### DIRECTIVE
Reproduce the lines of the material exactly, excluding every image.

### ITEMS
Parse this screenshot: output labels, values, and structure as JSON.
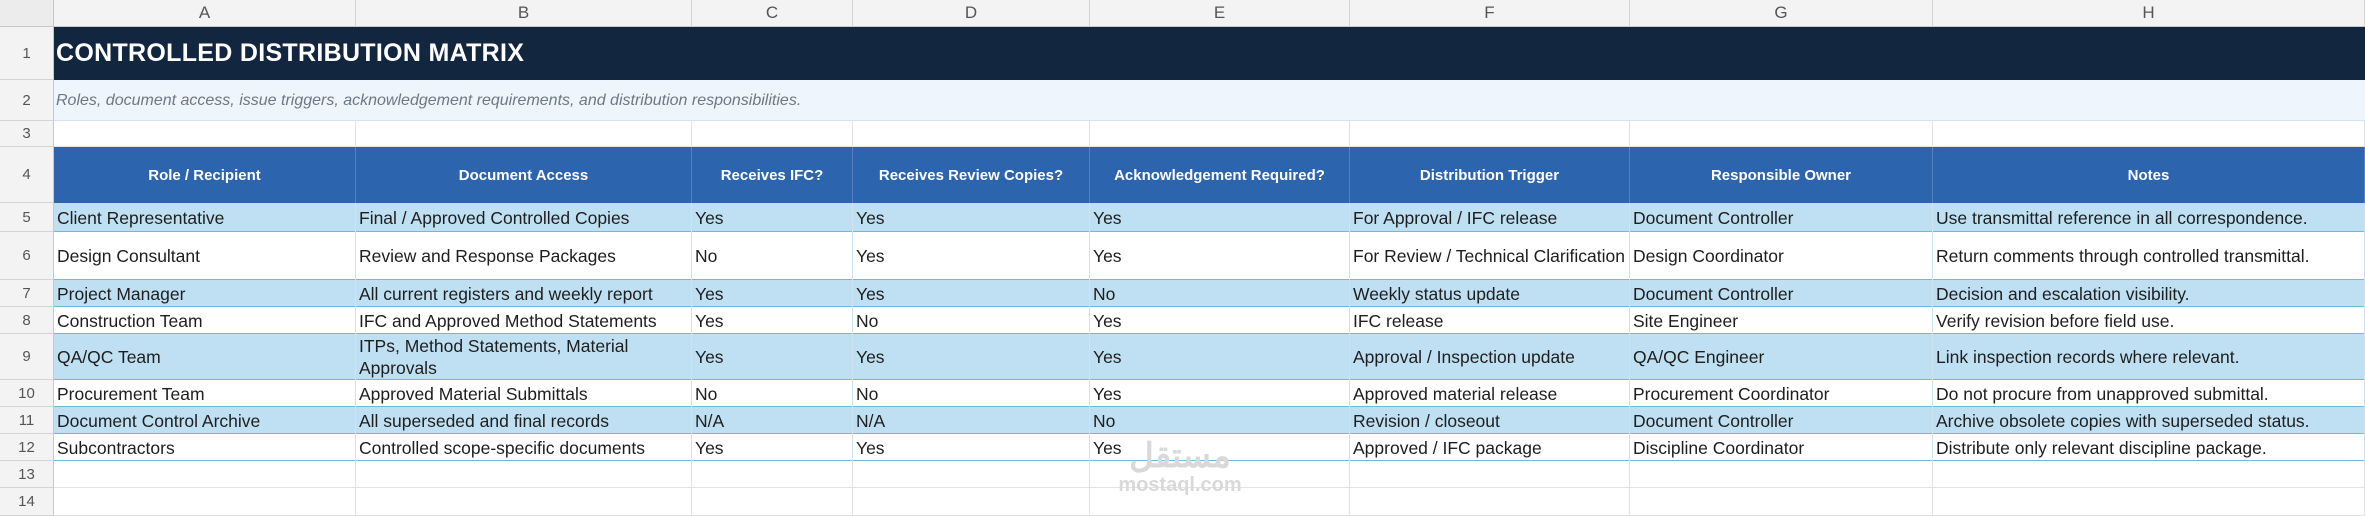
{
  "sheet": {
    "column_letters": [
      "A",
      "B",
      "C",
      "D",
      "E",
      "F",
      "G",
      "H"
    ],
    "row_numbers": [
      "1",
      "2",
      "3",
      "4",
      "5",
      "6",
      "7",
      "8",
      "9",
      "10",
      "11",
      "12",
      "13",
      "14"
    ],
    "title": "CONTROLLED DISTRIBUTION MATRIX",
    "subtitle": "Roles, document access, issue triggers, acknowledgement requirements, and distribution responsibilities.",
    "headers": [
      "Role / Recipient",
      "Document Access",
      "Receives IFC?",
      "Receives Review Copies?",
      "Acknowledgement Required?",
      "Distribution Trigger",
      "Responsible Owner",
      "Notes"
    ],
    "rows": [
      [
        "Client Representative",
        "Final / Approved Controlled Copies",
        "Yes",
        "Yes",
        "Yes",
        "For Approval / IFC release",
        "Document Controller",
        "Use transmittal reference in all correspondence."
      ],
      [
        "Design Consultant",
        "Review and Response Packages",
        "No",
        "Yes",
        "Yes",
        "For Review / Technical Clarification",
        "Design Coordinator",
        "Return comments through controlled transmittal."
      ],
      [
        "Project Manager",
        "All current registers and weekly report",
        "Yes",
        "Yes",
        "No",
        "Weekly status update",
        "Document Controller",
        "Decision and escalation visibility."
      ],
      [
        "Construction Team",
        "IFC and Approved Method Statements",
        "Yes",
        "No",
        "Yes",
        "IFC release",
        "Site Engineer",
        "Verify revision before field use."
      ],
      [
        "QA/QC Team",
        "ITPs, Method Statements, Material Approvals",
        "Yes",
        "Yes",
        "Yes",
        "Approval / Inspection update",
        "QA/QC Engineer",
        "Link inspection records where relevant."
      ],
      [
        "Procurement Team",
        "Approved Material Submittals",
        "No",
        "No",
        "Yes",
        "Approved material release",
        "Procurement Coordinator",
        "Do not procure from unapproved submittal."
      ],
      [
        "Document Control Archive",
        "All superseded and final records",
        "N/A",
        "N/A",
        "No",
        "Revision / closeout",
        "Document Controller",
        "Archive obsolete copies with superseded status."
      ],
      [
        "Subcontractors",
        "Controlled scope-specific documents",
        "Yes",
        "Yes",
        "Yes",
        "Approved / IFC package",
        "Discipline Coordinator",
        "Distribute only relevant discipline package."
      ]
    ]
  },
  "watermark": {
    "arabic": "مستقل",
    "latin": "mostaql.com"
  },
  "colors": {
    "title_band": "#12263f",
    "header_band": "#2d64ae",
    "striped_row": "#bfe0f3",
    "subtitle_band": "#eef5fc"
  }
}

### COMPLETE RESPONSE
Parse this screenshot: output labels, values, and structure as JSON.
{
  "sheet": {
    "column_letters": [
      "A",
      "B",
      "C",
      "D",
      "E",
      "F",
      "G",
      "H"
    ],
    "row_numbers": [
      "1",
      "2",
      "3",
      "4",
      "5",
      "6",
      "7",
      "8",
      "9",
      "10",
      "11",
      "12",
      "13",
      "14"
    ],
    "title": "CONTROLLED DISTRIBUTION MATRIX",
    "subtitle": "Roles, document access, issue triggers, acknowledgement requirements, and distribution responsibilities.",
    "headers": [
      "Role / Recipient",
      "Document Access",
      "Receives IFC?",
      "Receives Review Copies?",
      "Acknowledgement Required?",
      "Distribution Trigger",
      "Responsible Owner",
      "Notes"
    ],
    "rows": [
      [
        "Client Representative",
        "Final / Approved Controlled Copies",
        "Yes",
        "Yes",
        "Yes",
        "For Approval / IFC release",
        "Document Controller",
        "Use transmittal reference in all correspondence."
      ],
      [
        "Design Consultant",
        "Review and Response Packages",
        "No",
        "Yes",
        "Yes",
        "For Review / Technical Clarification",
        "Design Coordinator",
        "Return comments through controlled transmittal."
      ],
      [
        "Project Manager",
        "All current registers and weekly report",
        "Yes",
        "Yes",
        "No",
        "Weekly status update",
        "Document Controller",
        "Decision and escalation visibility."
      ],
      [
        "Construction Team",
        "IFC and Approved Method Statements",
        "Yes",
        "No",
        "Yes",
        "IFC release",
        "Site Engineer",
        "Verify revision before field use."
      ],
      [
        "QA/QC Team",
        "ITPs, Method Statements, Material Approvals",
        "Yes",
        "Yes",
        "Yes",
        "Approval / Inspection update",
        "QA/QC Engineer",
        "Link inspection records where relevant."
      ],
      [
        "Procurement Team",
        "Approved Material Submittals",
        "No",
        "No",
        "Yes",
        "Approved material release",
        "Procurement Coordinator",
        "Do not procure from unapproved submittal."
      ],
      [
        "Document Control Archive",
        "All superseded and final records",
        "N/A",
        "N/A",
        "No",
        "Revision / closeout",
        "Document Controller",
        "Archive obsolete copies with superseded status."
      ],
      [
        "Subcontractors",
        "Controlled scope-specific documents",
        "Yes",
        "Yes",
        "Yes",
        "Approved / IFC package",
        "Discipline Coordinator",
        "Distribute only relevant discipline package."
      ]
    ]
  },
  "watermark": {
    "arabic": "مستقل",
    "latin": "mostaql.com"
  },
  "colors": {
    "title_band": "#12263f",
    "header_band": "#2d64ae",
    "striped_row": "#bfe0f3",
    "subtitle_band": "#eef5fc"
  }
}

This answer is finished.